WRITTEN EXERCISE: Swap "bounding boxes" for "bounding rectangles" throughout the records below and give every other line unchanged, leaving out the pictures.

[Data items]
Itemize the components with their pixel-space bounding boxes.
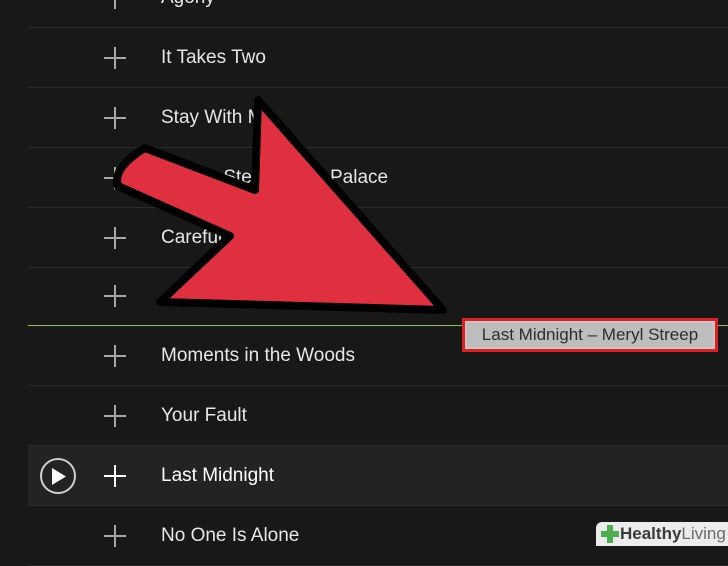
- watermark-logo: HealthyLiving: [596, 522, 728, 546]
- watermark-text: HealthyLiving: [620, 524, 726, 543]
- drag-tooltip-text: Last Midnight – Meryl Streep: [467, 323, 713, 347]
- arrow-icon: [113, 96, 447, 314]
- cross-icon: [601, 525, 619, 543]
- drag-tooltip: Last Midnight – Meryl Streep: [462, 318, 718, 352]
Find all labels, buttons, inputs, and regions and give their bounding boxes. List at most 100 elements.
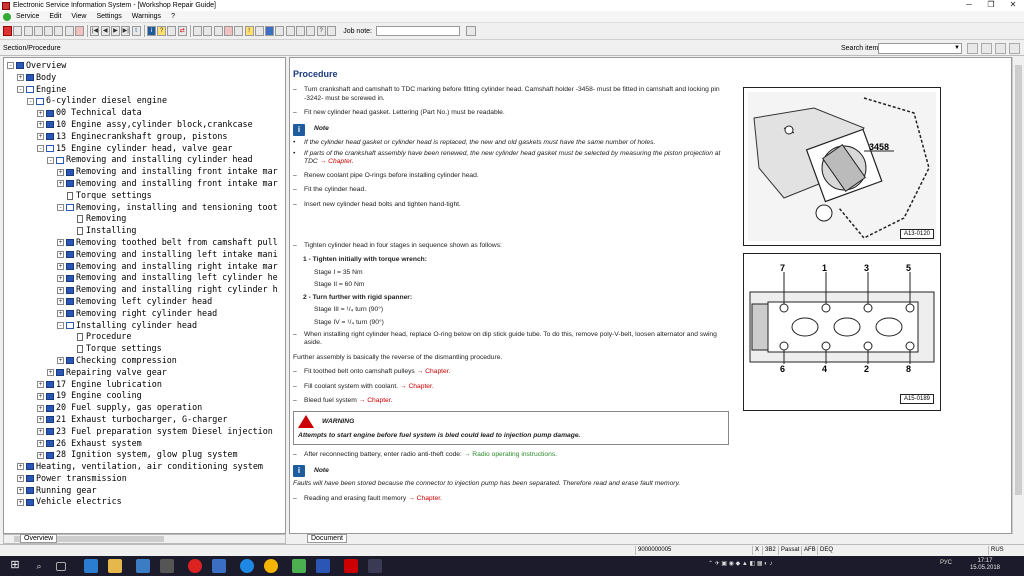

FULL SOLUTION:
Itemize the components with their pixel-space bounding rectangles.
- watermark-logo: HealthyLiving: [596, 522, 728, 546]
- watermark-text: HealthyLiving: [620, 524, 726, 543]
- drag-tooltip-text: Last Midnight – Meryl Streep: [467, 323, 713, 347]
- arrow-icon: [113, 96, 447, 314]
- cross-icon: [601, 525, 619, 543]
- drag-tooltip: Last Midnight – Meryl Streep: [462, 318, 718, 352]
Find all labels, buttons, inputs, and regions and give their bounding rectangles. List at most 100 elements.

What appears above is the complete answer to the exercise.